Description of the task >>
Output every line of the material exactly, omitting images.

Dataset >>
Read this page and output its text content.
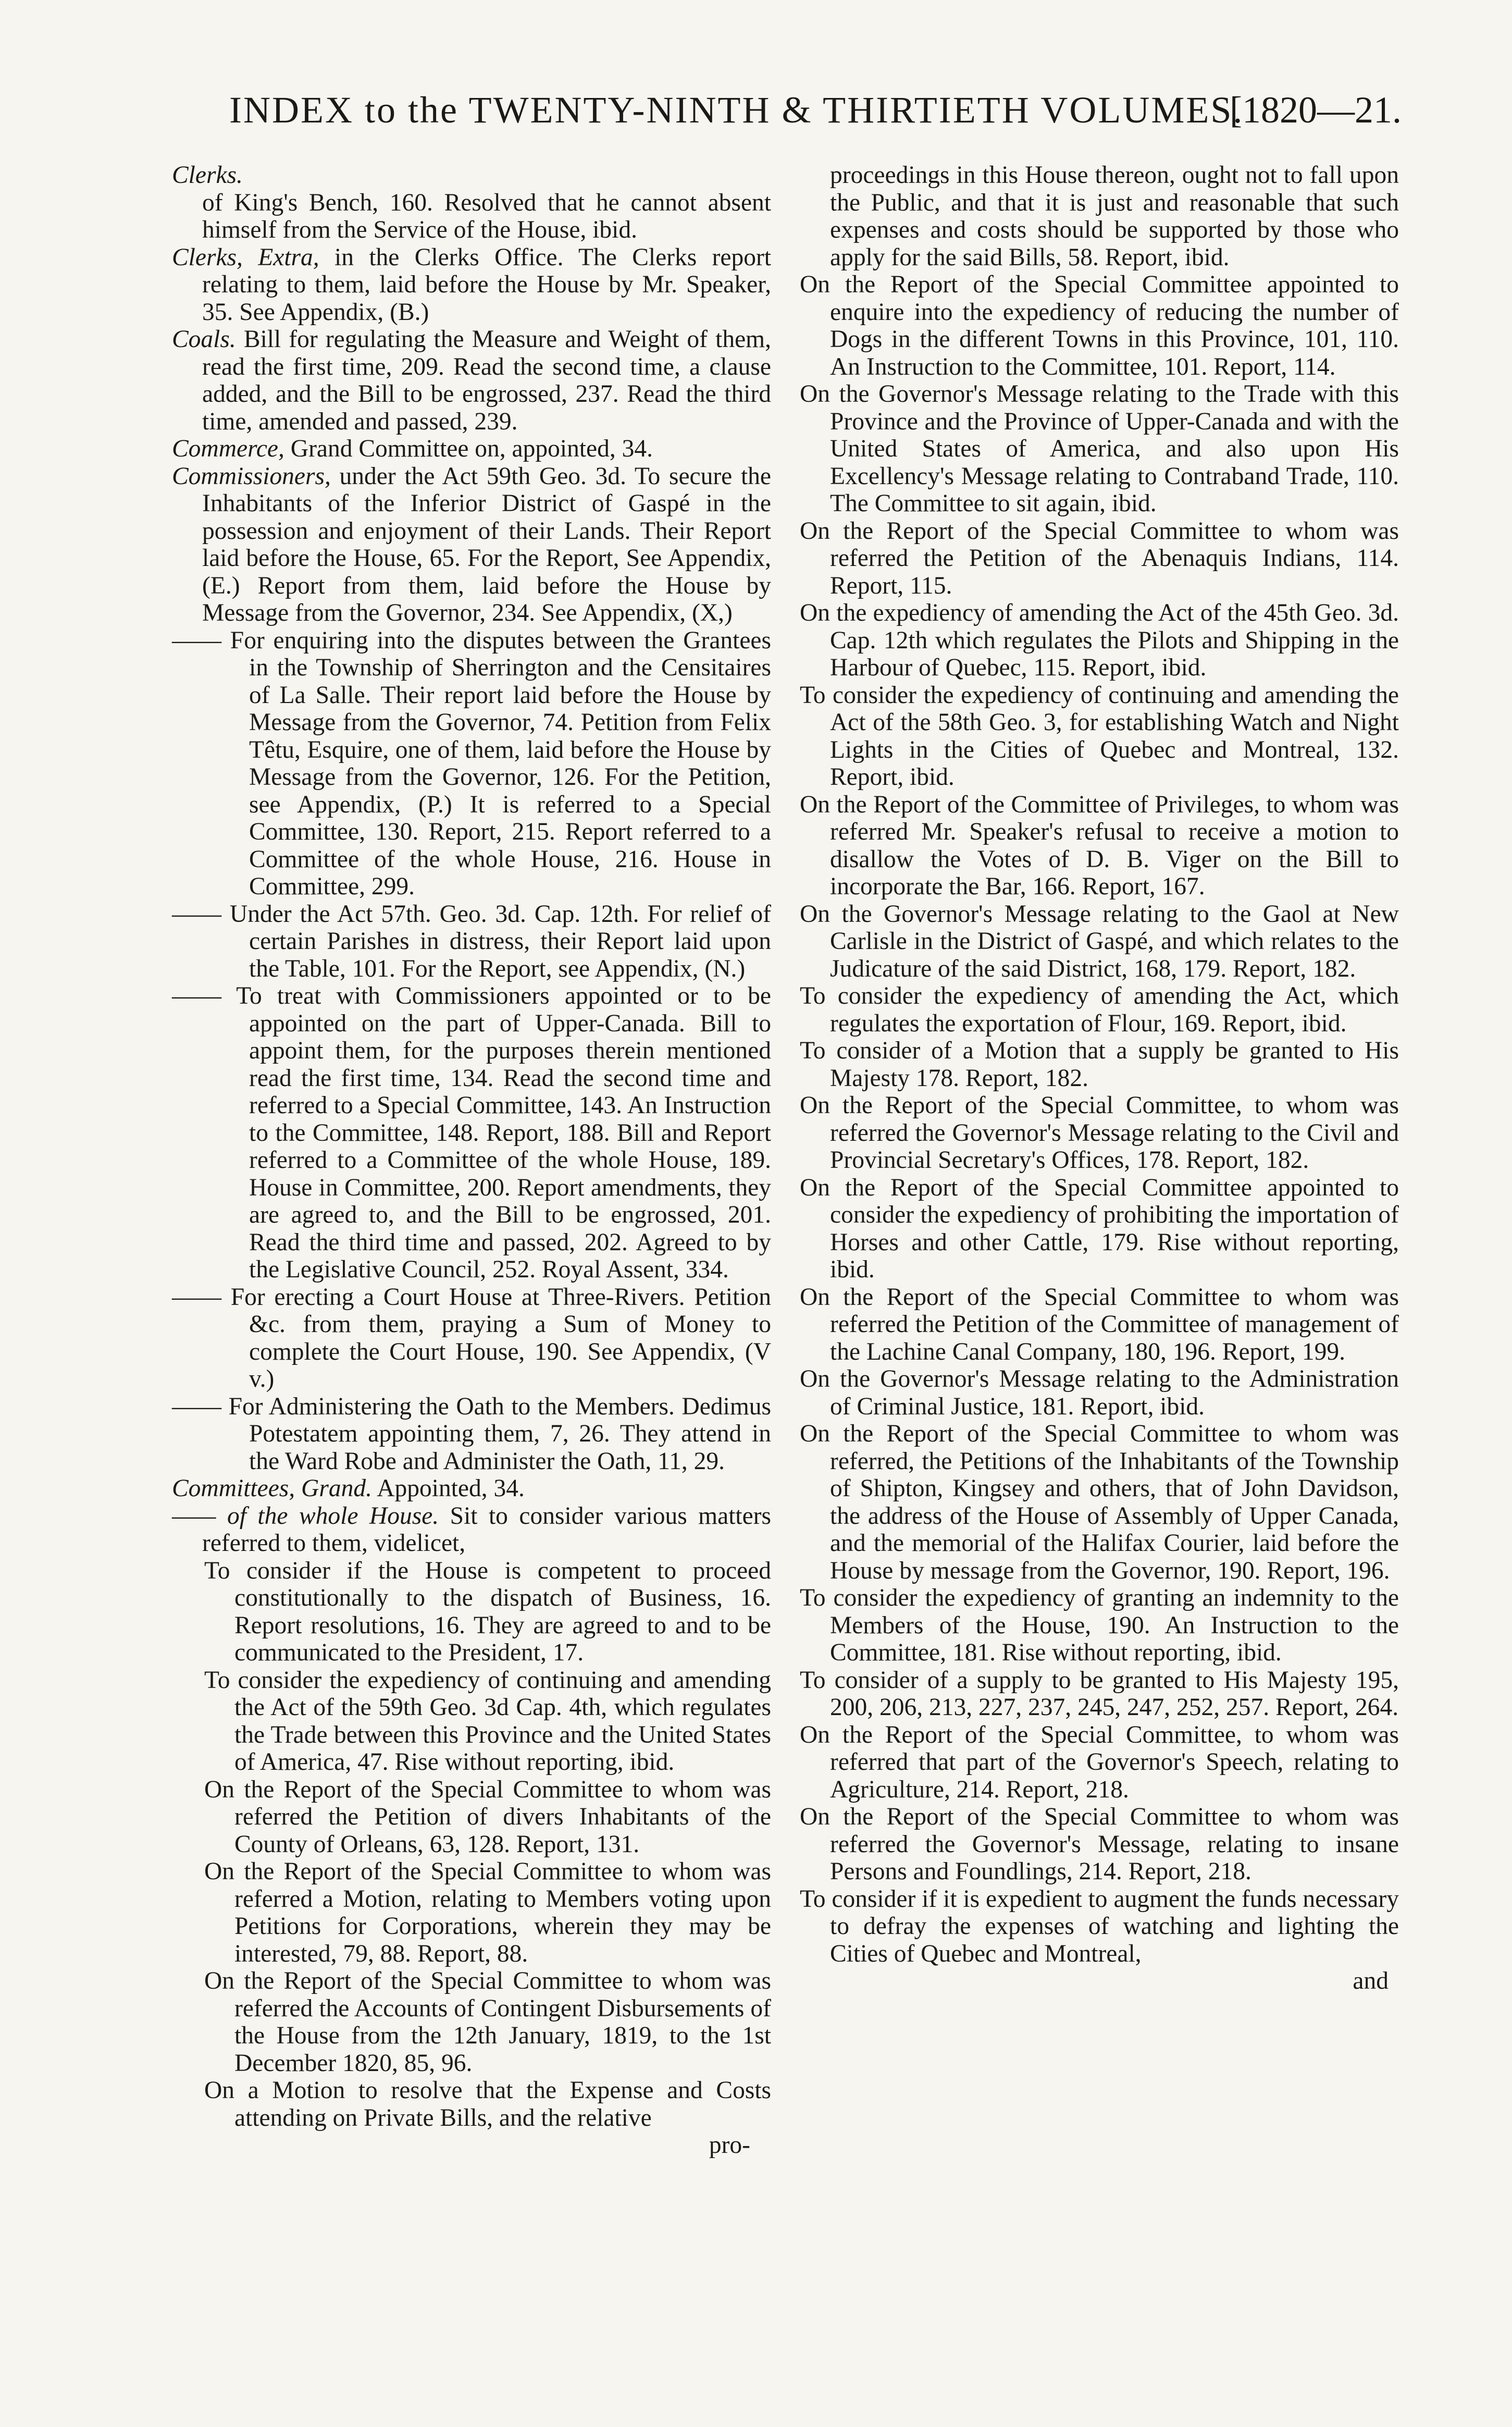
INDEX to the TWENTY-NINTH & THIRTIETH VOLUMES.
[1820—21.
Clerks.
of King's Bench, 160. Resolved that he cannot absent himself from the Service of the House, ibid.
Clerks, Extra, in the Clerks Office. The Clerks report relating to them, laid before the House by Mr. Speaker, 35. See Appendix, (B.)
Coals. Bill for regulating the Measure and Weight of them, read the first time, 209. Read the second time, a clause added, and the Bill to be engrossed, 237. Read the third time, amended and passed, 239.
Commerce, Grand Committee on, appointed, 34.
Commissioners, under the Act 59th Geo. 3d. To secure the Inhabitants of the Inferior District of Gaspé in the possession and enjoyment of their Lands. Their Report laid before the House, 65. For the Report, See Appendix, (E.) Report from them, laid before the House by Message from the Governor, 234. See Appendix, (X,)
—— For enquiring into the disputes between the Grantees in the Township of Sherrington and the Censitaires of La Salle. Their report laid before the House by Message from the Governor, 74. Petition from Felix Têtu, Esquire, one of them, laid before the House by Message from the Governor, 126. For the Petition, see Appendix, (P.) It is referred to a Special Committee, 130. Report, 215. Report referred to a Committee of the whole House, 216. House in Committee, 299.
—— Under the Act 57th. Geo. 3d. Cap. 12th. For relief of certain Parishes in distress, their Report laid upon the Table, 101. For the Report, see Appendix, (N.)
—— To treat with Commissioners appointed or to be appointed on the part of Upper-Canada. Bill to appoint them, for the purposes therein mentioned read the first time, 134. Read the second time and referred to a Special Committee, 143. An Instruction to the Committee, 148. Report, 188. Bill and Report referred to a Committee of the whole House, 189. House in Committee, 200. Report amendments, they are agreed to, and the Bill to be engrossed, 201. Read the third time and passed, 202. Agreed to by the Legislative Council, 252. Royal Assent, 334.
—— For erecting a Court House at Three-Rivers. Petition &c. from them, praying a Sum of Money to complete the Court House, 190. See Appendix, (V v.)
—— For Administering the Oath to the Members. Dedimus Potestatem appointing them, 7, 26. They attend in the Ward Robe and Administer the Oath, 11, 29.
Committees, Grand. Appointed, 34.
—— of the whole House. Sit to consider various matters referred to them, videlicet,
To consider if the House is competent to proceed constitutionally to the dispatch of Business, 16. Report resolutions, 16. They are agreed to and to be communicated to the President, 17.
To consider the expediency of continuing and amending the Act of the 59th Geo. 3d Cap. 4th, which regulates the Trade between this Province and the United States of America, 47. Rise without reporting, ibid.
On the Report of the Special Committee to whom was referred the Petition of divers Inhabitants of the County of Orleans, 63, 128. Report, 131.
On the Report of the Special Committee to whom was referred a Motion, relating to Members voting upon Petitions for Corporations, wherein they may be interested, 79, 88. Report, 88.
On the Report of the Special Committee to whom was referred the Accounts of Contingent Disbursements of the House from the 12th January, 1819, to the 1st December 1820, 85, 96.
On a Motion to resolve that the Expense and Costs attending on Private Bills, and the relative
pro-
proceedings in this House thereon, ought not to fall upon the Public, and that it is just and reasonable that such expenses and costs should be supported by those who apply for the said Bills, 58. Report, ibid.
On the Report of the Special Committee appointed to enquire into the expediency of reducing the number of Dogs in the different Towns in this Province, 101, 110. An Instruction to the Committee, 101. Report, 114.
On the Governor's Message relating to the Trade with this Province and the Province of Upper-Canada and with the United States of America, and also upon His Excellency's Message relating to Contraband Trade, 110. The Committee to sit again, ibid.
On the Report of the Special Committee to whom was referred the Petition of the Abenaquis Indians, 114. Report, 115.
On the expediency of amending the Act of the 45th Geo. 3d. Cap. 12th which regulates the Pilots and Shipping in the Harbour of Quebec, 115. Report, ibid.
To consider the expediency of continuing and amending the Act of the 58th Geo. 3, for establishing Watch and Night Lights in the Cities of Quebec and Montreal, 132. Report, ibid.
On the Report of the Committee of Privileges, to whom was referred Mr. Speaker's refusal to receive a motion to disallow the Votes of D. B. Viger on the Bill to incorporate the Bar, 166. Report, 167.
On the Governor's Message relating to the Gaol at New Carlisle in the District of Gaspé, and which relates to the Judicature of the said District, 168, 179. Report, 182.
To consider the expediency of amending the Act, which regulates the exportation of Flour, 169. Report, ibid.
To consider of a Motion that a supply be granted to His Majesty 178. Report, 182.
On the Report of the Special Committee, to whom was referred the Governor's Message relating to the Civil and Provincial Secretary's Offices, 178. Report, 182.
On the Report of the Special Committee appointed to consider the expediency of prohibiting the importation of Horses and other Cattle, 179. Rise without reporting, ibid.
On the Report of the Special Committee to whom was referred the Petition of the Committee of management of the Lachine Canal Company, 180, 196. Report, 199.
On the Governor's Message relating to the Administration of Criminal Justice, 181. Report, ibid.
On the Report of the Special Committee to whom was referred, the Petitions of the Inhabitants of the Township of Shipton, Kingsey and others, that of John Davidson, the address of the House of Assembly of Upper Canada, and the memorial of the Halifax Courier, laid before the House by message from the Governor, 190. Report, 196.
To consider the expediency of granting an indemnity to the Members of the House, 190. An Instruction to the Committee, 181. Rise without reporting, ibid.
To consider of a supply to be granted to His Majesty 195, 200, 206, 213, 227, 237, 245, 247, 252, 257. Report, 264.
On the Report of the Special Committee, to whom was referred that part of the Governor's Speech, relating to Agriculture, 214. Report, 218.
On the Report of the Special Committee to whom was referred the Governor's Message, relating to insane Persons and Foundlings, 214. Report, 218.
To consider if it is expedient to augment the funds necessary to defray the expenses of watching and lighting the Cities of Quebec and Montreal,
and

Solved problem >>
Read this page and output its text content.
INDEX to the TWENTY-NINTH & THIRTIETH VOLUMES.
[1820—21.
Clerks.
of King's Bench, 160. Resolved that he cannot absent himself from the Service of the House, ibid.
Clerks, Extra, in the Clerks Office. The Clerks report relating to them, laid before the House by Mr. Speaker, 35. See Appendix, (B.)
Coals. Bill for regulating the Measure and Weight of them, read the first time, 209. Read the second time, a clause added, and the Bill to be engrossed, 237. Read the third time, amended and passed, 239.
Commerce, Grand Committee on, appointed, 34.
Commissioners, under the Act 59th Geo. 3d. To secure the Inhabitants of the Inferior District of Gaspé in the possession and enjoyment of their Lands. Their Report laid before the House, 65. For the Report, See Appendix, (E.) Report from them, laid before the House by Message from the Governor, 234. See Appendix, (X,)
—— For enquiring into the disputes between the Grantees in the Township of Sherrington and the Censitaires of La Salle. Their report laid before the House by Message from the Governor, 74. Petition from Felix Têtu, Esquire, one of them, laid before the House by Message from the Governor, 126. For the Petition, see Appendix, (P.) It is referred to a Special Committee, 130. Report, 215. Report referred to a Committee of the whole House, 216. House in Committee, 299.
—— Under the Act 57th. Geo. 3d. Cap. 12th. For relief of certain Parishes in distress, their Report laid upon the Table, 101. For the Report, see Appendix, (N.)
—— To treat with Commissioners appointed or to be appointed on the part of Upper-Canada. Bill to appoint them, for the purposes therein mentioned read the first time, 134. Read the second time and referred to a Special Committee, 143. An Instruction to the Committee, 148. Report, 188. Bill and Report referred to a Committee of the whole House, 189. House in Committee, 200. Report amendments, they are agreed to, and the Bill to be engrossed, 201. Read the third time and passed, 202. Agreed to by the Legislative Council, 252. Royal Assent, 334.
—— For erecting a Court House at Three-Rivers. Petition &c. from them, praying a Sum of Money to complete the Court House, 190. See Appendix, (V v.)
—— For Administering the Oath to the Members. Dedimus Potestatem appointing them, 7, 26. They attend in the Ward Robe and Administer the Oath, 11, 29.
Committees, Grand. Appointed, 34.
—— of the whole House. Sit to consider various matters referred to them, videlicet,
To consider if the House is competent to proceed constitutionally to the dispatch of Business, 16. Report resolutions, 16. They are agreed to and to be communicated to the President, 17.
To consider the expediency of continuing and amending the Act of the 59th Geo. 3d Cap. 4th, which regulates the Trade between this Province and the United States of America, 47. Rise without reporting, ibid.
On the Report of the Special Committee to whom was referred the Petition of divers Inhabitants of the County of Orleans, 63, 128. Report, 131.
On the Report of the Special Committee to whom was referred a Motion, relating to Members voting upon Petitions for Corporations, wherein they may be interested, 79, 88. Report, 88.
On the Report of the Special Committee to whom was referred the Accounts of Contingent Disbursements of the House from the 12th January, 1819, to the 1st December 1820, 85, 96.
On a Motion to resolve that the Expense and Costs attending on Private Bills, and the relative
pro-
proceedings in this House thereon, ought not to fall upon the Public, and that it is just and reasonable that such expenses and costs should be supported by those who apply for the said Bills, 58. Report, ibid.
On the Report of the Special Committee appointed to enquire into the expediency of reducing the number of Dogs in the different Towns in this Province, 101, 110. An Instruction to the Committee, 101. Report, 114.
On the Governor's Message relating to the Trade with this Province and the Province of Upper-Canada and with the United States of America, and also upon His Excellency's Message relating to Contraband Trade, 110. The Committee to sit again, ibid.
On the Report of the Special Committee to whom was referred the Petition of the Abenaquis Indians, 114. Report, 115.
On the expediency of amending the Act of the 45th Geo. 3d. Cap. 12th which regulates the Pilots and Shipping in the Harbour of Quebec, 115. Report, ibid.
To consider the expediency of continuing and amending the Act of the 58th Geo. 3, for establishing Watch and Night Lights in the Cities of Quebec and Montreal, 132. Report, ibid.
On the Report of the Committee of Privileges, to whom was referred Mr. Speaker's refusal to receive a motion to disallow the Votes of D. B. Viger on the Bill to incorporate the Bar, 166. Report, 167.
On the Governor's Message relating to the Gaol at New Carlisle in the District of Gaspé, and which relates to the Judicature of the said District, 168, 179. Report, 182.
To consider the expediency of amending the Act, which regulates the exportation of Flour, 169. Report, ibid.
To consider of a Motion that a supply be granted to His Majesty 178. Report, 182.
On the Report of the Special Committee, to whom was referred the Governor's Message relating to the Civil and Provincial Secretary's Offices, 178. Report, 182.
On the Report of the Special Committee appointed to consider the expediency of prohibiting the importation of Horses and other Cattle, 179. Rise without reporting, ibid.
On the Report of the Special Committee to whom was referred the Petition of the Committee of management of the Lachine Canal Company, 180, 196. Report, 199.
On the Governor's Message relating to the Administration of Criminal Justice, 181. Report, ibid.
On the Report of the Special Committee to whom was referred, the Petitions of the Inhabitants of the Township of Shipton, Kingsey and others, that of John Davidson, the address of the House of Assembly of Upper Canada, and the memorial of the Halifax Courier, laid before the House by message from the Governor, 190. Report, 196.
To consider the expediency of granting an indemnity to the Members of the House, 190. An Instruction to the Committee, 181. Rise without reporting, ibid.
To consider of a supply to be granted to His Majesty 195, 200, 206, 213, 227, 237, 245, 247, 252, 257. Report, 264.
On the Report of the Special Committee, to whom was referred that part of the Governor's Speech, relating to Agriculture, 214. Report, 218.
On the Report of the Special Committee to whom was referred the Governor's Message, relating to insane Persons and Foundlings, 214. Report, 218.
To consider if it is expedient to augment the funds necessary to defray the expenses of watching and lighting the Cities of Quebec and Montreal,
and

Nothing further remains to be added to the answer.